__Passage provided__.
------------------------

Reputation: 17676
How can I construct a boolean filter condition dynamically in spark sql? Having:
val d = Seq(1, 2, 3, 5, 6).toDF
d.filter(col("value") === 1 or col("value") === 3).show
How can I replicate this dynamically:
val desiredThings = Seq(1,3)
I try to build the filter:
val myCondition = desiredThings.map(col("value") === _)
d.filter(myCondition).show
but fail with:
overloaded method value filter with alternatives:
org.apache.spark.api.java.function.FilterFunction[org.apache.spark.sql.Row]
cannot be applied to (Seq[org.apache.spark.sql.Column])
When executing
d.filter(myCondition).show
Also when experimenting with fold left:
val myCondition = desiredThings.foldLeft()((result, entry) => result && col(c.columnCounterId) === entry)
I have compile errors.
How can I adapt the code to dynamically generate the filter predicate?
Upvotes: 1
Views: 4698
Reputation: 1
Just use isin
:
d.filter(col("value").isin(desiredThings: _*))
but if you really want to foldLeft
you have to provide the base condition:
d.filter(desiredThings.foldLeft(lit(false))(
(acc, x) => (acc || col("value") === (x)))
)
Alternatively, to use with filter
or where, you can generate a SQL expression using:
val filterExpr = desiredThings.map( v => s"value = $v").mkString(" or ")
And then use it like
d.filter(filterExpr).show
// or
d.where(filterExpr).show
//+-----+
//|value|
//+-----+
//| 1|
//| 3|
//+-----+
Upvotes: 5

------------------------

__Data lines__.
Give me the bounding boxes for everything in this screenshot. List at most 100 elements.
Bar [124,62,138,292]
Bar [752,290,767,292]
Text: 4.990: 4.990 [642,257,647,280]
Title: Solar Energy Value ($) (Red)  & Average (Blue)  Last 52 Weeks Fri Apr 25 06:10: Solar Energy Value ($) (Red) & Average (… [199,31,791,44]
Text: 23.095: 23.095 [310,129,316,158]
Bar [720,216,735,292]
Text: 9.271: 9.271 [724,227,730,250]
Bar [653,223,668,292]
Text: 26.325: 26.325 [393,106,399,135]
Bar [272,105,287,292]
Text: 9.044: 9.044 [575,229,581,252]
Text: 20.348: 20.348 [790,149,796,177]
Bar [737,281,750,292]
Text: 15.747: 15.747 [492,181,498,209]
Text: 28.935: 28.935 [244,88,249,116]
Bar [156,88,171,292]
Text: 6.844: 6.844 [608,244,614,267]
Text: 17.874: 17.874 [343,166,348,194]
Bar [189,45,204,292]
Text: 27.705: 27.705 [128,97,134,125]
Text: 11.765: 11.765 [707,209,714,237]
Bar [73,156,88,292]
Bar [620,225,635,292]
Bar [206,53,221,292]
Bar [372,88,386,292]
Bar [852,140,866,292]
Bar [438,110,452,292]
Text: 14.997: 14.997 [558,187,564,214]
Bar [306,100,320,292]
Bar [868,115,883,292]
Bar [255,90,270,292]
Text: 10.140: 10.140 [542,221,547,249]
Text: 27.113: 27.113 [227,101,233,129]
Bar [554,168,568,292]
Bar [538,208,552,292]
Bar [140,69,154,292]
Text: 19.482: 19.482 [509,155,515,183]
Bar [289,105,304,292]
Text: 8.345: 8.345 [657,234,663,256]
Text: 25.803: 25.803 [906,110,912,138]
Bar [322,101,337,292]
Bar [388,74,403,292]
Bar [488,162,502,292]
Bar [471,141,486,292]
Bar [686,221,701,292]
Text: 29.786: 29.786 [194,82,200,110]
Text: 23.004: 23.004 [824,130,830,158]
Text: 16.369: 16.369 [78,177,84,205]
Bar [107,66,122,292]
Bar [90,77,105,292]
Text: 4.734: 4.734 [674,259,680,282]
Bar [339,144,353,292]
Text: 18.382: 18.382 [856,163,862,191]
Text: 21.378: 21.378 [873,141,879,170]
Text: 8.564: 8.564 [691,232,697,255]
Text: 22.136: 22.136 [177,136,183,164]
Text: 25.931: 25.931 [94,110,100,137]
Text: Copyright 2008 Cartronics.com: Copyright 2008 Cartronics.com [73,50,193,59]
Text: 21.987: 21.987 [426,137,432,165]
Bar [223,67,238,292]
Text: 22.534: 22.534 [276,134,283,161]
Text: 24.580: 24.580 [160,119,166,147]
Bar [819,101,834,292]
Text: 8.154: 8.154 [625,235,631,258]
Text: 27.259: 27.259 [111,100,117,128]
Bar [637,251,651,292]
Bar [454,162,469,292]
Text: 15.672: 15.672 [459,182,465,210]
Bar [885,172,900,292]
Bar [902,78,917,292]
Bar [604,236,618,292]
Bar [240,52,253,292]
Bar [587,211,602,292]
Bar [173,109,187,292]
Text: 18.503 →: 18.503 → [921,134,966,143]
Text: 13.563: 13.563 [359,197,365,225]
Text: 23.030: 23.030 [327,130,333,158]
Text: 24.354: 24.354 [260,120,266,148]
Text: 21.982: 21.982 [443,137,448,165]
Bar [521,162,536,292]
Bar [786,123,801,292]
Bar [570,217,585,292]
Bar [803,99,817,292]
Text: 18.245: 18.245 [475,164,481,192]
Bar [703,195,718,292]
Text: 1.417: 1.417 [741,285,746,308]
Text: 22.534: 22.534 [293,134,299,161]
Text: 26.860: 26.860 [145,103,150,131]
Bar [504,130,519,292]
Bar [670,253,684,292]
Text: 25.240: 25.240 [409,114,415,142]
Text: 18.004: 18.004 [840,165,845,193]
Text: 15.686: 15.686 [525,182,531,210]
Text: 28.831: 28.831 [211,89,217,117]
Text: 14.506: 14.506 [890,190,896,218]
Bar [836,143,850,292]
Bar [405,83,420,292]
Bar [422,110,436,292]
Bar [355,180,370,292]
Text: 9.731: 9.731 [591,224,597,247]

------------------------

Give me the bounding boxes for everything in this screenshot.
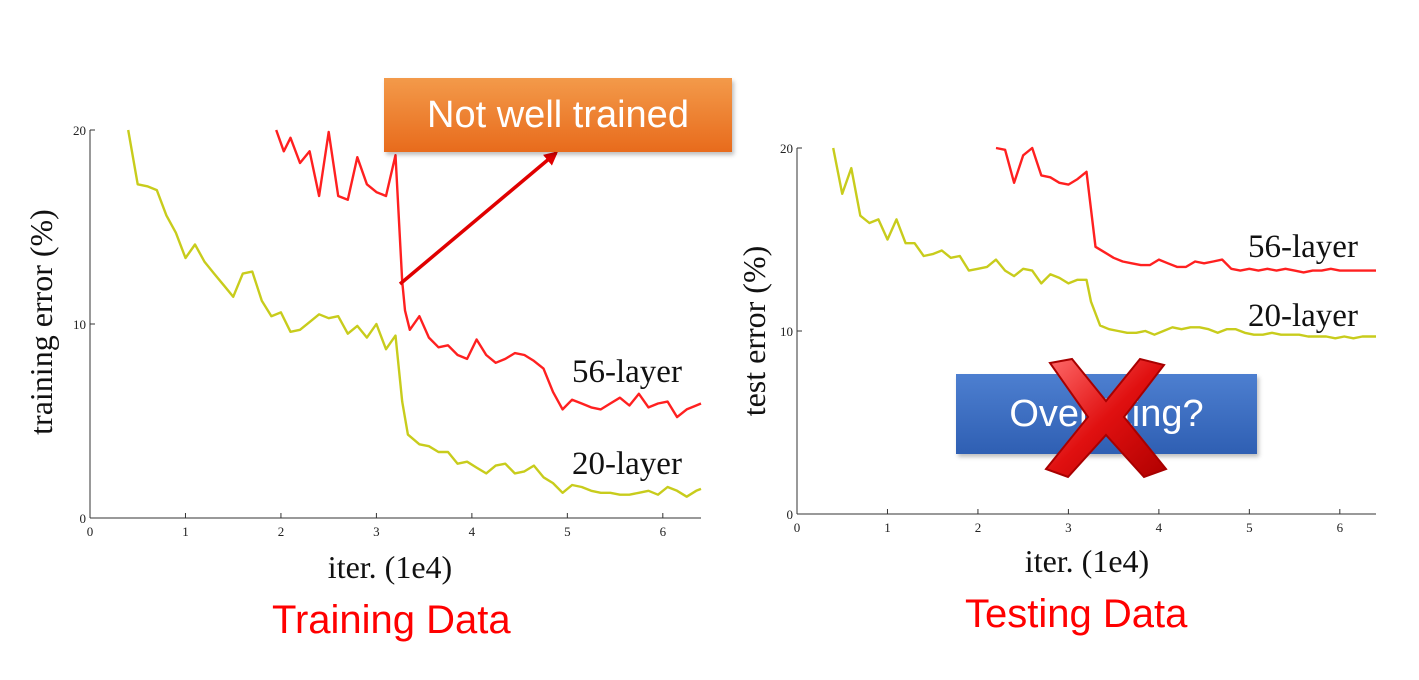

------------------------

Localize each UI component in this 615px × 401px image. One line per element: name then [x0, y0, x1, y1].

------------------------

In the thread on building Spark filter conditions dynamically:
(a) What value is assigned to desiredThings in the question?
(b) Which method does the reply first say to use?
(c) What base condition does the reply pass to foldLeft?

(a) Seq(1,3)
(b) isin
(c) lit(false)